● Что сделать:
**a)** Что, согласно тексту о красоте и искусстве, составляет императив всякого музыканта?
**b)** Подхватите рассуждение текста о красоте и искусстве и продолжите его после последнего предложения.

● Исходный текст:
○ ○ ○ ○

Красота, будучи лишь вечно возобновляемой попыткой воплощения высшей ценности, всегда вызывает в нас чувство удовлетворения находкой чего-то, и это чувство заставляет молчать все страсти, всякое эгоистическое желание. Формы, кажущиеся человеку красивыми, выражают только его многочисленные попытки воплотить все самое высшее при помощи эстетической функции, стремящейся облечь в образы все умозрительное. Красота есть символ совершенства в явлении; поэтому она неуязвима, статична, а не динамична, и всякое изменение в отношении к ней уничтожает и ее, и самое понятие о ней. В материальном мире красота создается любовью к собственной ценности, стремлением к совершенству. Так рождается красота природы, которой никогда не ощущает преступник, так как этика впервые создает природу. Поэтому-то природа во всех своих проявлениях всегда и везде вполне закончена, и закон природы – это чувственный символ закона нравственности, точно так же как красота – чувственное отражение благородства души, как логика – воплощенная этика. Искусство, эротика, направленная на целый мир, творит полноту реальных форм из мирового хаоса, подобно тому как любовь мужчины создает совершенно новую женщину вместо реально существующей; нет искусства без форм, нет красоты искусства, которая не подчинялась бы ее законам, как нет красоты природы без формы, без закона природы. В красоте искусства воплощается красота природы, как в законе нравственности – закон природы, как в гармонии, прообраз которой властвует над духом человека, – целесообразность природы. Художник называет природу своим вечным учителем, но в действительности она только созданная им самим в созерцательной бесконечности норма его творчества. Чтобы не быть голословным, приведем в пример математику: математические выражения – это реализованная музыка (не наоборот), а сама математика – точное отражение музыки, перенесенной из царства свободы в царство необходимости; поэтому императив всякого музыканта есть математика. Следовательно, искусство создает природу, а не природа искусство.

○ ○ ○ ○

● Предоставленные данные:
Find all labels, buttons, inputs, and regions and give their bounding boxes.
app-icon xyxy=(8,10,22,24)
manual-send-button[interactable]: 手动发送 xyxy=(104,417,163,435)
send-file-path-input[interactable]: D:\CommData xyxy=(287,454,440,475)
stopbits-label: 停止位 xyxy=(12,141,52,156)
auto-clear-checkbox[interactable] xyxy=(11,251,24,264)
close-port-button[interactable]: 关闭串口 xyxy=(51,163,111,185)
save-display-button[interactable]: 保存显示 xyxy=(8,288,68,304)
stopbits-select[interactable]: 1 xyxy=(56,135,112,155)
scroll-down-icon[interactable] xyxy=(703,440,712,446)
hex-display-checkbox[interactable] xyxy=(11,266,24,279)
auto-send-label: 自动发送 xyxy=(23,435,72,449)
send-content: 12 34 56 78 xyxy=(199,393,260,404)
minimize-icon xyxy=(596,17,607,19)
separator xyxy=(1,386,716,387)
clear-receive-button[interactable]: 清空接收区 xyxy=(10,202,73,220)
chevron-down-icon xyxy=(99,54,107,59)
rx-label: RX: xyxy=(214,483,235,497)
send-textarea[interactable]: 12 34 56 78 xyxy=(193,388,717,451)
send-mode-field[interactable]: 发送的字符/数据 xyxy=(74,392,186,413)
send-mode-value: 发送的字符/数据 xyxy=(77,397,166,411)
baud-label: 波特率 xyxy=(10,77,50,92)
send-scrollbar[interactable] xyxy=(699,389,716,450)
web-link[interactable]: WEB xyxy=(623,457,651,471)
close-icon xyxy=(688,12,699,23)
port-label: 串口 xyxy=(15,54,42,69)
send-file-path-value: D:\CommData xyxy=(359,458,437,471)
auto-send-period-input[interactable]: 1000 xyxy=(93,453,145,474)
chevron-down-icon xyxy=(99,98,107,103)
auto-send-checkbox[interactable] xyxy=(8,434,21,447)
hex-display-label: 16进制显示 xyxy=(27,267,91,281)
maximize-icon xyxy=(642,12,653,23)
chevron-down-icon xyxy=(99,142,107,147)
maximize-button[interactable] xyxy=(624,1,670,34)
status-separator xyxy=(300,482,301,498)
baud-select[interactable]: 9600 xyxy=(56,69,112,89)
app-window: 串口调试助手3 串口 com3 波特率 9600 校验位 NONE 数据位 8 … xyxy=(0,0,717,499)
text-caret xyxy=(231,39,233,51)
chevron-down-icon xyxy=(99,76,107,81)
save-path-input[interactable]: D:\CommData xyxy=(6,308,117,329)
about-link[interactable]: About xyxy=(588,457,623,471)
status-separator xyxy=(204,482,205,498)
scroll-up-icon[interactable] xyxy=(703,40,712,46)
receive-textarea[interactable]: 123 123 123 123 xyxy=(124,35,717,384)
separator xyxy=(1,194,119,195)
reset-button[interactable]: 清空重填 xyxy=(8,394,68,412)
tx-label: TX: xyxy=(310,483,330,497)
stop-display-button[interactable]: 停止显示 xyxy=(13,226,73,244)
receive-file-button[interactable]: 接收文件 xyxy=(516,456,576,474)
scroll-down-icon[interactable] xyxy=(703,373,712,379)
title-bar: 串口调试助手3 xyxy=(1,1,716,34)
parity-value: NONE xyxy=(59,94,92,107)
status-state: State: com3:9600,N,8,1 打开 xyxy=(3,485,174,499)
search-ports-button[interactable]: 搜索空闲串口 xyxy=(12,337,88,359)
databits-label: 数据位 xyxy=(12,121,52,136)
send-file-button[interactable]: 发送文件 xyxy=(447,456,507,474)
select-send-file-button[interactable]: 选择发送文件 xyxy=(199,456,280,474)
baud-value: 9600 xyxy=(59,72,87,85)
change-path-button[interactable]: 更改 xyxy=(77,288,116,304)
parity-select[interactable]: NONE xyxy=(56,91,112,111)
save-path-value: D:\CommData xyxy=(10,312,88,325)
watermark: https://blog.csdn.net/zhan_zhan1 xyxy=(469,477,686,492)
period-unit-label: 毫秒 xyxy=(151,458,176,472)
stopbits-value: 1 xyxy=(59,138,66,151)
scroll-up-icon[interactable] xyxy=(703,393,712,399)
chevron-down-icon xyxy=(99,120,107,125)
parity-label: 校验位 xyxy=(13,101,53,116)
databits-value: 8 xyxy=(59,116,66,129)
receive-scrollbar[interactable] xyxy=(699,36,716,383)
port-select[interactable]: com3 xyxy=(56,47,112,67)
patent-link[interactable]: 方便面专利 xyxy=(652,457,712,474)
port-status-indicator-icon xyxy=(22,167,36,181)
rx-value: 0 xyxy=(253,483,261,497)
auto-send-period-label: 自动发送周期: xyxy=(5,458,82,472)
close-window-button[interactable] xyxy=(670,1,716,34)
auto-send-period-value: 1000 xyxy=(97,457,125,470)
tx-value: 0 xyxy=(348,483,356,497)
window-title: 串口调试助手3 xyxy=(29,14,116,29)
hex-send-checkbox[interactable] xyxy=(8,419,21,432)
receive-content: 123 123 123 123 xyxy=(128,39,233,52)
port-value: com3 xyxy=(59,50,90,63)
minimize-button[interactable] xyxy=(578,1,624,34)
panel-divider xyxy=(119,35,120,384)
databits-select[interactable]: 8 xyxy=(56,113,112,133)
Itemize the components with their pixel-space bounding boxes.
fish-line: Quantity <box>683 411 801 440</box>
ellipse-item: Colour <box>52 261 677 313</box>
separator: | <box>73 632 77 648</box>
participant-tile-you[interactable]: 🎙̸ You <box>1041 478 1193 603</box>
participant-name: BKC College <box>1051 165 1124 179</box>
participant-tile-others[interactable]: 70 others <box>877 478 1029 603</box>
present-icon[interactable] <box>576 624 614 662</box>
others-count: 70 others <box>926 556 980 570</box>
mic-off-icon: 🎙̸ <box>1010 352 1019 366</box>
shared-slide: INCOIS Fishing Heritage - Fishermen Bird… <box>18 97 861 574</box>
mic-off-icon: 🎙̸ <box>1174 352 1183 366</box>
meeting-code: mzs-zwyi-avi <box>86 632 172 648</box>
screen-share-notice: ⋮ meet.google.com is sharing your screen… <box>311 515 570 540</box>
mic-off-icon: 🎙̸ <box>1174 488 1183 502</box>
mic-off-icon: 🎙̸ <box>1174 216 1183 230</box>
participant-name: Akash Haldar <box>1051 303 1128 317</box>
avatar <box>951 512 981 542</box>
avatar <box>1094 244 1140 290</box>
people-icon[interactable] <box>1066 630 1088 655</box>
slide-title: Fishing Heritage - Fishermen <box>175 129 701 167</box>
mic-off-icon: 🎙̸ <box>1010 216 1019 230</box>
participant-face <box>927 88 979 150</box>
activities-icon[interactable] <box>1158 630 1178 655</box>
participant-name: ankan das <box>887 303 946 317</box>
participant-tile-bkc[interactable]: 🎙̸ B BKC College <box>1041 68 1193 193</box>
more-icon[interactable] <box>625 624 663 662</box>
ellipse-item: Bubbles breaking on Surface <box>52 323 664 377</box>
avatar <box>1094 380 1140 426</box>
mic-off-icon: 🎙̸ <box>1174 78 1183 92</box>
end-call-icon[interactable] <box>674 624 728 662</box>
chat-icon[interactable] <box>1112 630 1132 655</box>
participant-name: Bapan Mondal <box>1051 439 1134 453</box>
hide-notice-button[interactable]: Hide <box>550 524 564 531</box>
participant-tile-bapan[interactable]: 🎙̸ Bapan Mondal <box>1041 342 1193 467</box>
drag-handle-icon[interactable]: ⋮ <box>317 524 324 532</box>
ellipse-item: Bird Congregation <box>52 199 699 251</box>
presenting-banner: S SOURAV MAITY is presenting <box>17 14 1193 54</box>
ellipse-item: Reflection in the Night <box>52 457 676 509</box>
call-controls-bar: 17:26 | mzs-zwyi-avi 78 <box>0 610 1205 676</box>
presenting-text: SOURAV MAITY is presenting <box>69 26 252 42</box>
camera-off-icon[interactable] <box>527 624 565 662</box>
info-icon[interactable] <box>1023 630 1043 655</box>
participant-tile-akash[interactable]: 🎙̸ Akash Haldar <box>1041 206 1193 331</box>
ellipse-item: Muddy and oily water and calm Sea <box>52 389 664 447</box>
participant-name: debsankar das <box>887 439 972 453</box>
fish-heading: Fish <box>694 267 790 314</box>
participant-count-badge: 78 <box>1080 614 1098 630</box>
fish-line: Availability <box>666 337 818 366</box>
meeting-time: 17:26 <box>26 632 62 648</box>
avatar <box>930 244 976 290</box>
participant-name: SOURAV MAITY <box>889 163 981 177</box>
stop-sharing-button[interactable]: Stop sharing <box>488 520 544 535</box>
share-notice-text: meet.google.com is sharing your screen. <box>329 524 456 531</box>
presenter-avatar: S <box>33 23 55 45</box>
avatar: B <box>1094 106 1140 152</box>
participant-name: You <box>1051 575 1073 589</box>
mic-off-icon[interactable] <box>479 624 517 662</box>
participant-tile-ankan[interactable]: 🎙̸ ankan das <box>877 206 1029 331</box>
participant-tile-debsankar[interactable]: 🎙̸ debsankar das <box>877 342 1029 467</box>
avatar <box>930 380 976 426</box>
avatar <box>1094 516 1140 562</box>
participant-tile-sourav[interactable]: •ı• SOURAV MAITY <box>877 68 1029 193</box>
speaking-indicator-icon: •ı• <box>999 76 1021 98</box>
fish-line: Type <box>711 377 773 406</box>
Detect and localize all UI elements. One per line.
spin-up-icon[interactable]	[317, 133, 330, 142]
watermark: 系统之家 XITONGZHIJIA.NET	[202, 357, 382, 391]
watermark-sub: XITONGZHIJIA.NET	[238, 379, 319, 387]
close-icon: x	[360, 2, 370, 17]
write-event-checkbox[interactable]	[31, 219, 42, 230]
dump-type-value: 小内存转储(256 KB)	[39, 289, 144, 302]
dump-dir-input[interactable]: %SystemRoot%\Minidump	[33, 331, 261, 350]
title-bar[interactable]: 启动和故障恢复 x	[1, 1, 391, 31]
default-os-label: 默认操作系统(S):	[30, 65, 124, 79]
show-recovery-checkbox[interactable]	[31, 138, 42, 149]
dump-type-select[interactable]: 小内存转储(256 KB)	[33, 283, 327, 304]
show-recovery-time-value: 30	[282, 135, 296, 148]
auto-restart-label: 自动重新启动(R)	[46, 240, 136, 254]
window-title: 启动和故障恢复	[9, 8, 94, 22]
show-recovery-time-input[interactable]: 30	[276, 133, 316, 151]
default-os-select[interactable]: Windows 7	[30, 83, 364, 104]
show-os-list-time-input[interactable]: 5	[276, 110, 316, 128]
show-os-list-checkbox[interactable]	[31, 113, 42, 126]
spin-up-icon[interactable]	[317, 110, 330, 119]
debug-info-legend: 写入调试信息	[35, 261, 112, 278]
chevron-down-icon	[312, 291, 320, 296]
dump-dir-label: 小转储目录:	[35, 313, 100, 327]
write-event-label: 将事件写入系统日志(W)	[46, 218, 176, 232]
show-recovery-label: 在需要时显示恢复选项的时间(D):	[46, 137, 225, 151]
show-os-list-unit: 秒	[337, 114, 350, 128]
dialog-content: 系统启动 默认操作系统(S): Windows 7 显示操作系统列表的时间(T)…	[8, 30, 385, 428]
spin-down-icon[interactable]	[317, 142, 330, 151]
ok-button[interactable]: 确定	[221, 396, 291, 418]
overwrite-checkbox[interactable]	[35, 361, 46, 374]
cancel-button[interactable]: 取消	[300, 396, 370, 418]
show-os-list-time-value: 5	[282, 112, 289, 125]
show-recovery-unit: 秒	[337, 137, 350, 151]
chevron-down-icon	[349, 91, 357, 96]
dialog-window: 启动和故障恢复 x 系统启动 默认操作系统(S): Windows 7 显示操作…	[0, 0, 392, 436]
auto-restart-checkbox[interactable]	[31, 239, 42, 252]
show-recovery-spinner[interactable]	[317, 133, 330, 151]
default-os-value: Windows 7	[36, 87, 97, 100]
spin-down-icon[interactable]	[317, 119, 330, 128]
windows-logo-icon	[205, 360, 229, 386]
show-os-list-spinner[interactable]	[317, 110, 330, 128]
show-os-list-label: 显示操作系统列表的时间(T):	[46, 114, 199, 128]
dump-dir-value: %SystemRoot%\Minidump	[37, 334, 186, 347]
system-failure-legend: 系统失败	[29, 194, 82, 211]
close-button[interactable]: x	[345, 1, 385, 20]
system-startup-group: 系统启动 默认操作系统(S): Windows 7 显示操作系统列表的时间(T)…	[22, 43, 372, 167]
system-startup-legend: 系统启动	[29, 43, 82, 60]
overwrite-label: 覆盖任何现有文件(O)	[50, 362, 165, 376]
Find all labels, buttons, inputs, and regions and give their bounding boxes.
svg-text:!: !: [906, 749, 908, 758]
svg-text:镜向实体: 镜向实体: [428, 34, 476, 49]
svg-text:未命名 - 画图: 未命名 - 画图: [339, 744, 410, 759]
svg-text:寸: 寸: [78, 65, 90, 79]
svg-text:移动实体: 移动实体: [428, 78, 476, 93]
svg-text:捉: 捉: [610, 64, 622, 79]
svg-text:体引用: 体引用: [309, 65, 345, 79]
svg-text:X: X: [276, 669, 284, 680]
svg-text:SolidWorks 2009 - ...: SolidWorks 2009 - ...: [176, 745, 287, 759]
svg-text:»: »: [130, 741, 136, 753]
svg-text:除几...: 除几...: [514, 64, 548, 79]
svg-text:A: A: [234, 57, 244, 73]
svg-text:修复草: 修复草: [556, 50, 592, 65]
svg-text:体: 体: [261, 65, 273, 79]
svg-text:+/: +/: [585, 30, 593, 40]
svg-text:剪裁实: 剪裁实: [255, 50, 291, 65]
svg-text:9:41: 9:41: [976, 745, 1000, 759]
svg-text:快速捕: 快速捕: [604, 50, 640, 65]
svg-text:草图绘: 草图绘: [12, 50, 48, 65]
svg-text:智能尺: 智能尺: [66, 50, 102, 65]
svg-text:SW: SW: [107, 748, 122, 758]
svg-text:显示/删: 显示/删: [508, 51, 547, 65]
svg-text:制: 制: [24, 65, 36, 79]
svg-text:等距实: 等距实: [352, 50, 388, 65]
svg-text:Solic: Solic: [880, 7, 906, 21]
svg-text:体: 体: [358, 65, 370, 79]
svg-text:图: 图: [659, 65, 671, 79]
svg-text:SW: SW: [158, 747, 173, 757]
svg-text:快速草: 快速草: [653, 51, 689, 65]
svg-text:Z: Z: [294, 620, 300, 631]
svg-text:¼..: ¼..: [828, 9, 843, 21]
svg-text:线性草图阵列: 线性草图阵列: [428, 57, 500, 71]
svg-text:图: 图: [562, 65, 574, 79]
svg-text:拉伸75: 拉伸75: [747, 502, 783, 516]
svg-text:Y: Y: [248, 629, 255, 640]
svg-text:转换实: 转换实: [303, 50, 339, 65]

○ ○ ○ ○

● Список ответов:
**a)** Математика.

**b)**
От этих указаний, составляющих хотя бы отчасти дальнейшее развитие глубокой мысли Канта и Шеллинга (а также и находящегося под их влиянием Шиллера) об искусстве, я возвращаюсь к первоначальной теме. Для успешного дальнейшего разбора этой темы следует считать вполне установленным, что вера в нравственность женщины, «интроекция» души мужчины в женщину и красивая внешность – один и тот же факт, причем последняя представляет чувственное выражение первой. Объяснимым, но очень извращенным отношением является понятие о «прекрасной душе» в моральном смысле; или, как у Шефтсбери, Гербарта и других – подчинение этики эстетике: можно, вместе с Сократом и Антисфеном, отождествлять понятия «красоты» и «добра», но нельзя забывать, что красота – только материальный образ, воплощающий нравственность, что всякая эстетика остается созданием этики. Всякая единичная, ограниченная временем попытка такого воплощения по природе своей иллюзорна, так как она ложно изображает достигнутое совершенство. Всякая отдельная красота преходяща, так и любовь к женщине уничтожается, как только женщина состарится. Идея красоты – это идея природы; она вечна, если далее погибает все единично красивое, все естественное.
Видеть бесконечность в ограниченном и конкретном может только иллюзия; только заблуждение – находить все совершенства в любимой женщине. Любовь к красоте не должна теряться в женщине, чтобы пересоздать основы полового влечения к ней. Если бы любовь основывалась только на указанном смешении, не могло бы быть иной любви, кроме несчастной. Но всякая любовь цепляется за это заблуждение, она является наиболее героической попыткой утверждать ценность там, где ее совсем нет. Трансцендентальная идея любви, если таковая вообще существует, заключается в любви к ценности бесконечного, то есть к абсолютному, или к Богу, даже в форме любви к бесконечной чувственной красоте природы в целом (пантеизм); любовь же к отдельному предмету, а также и к женщине, есть уже отпадение от идеи – есть вина.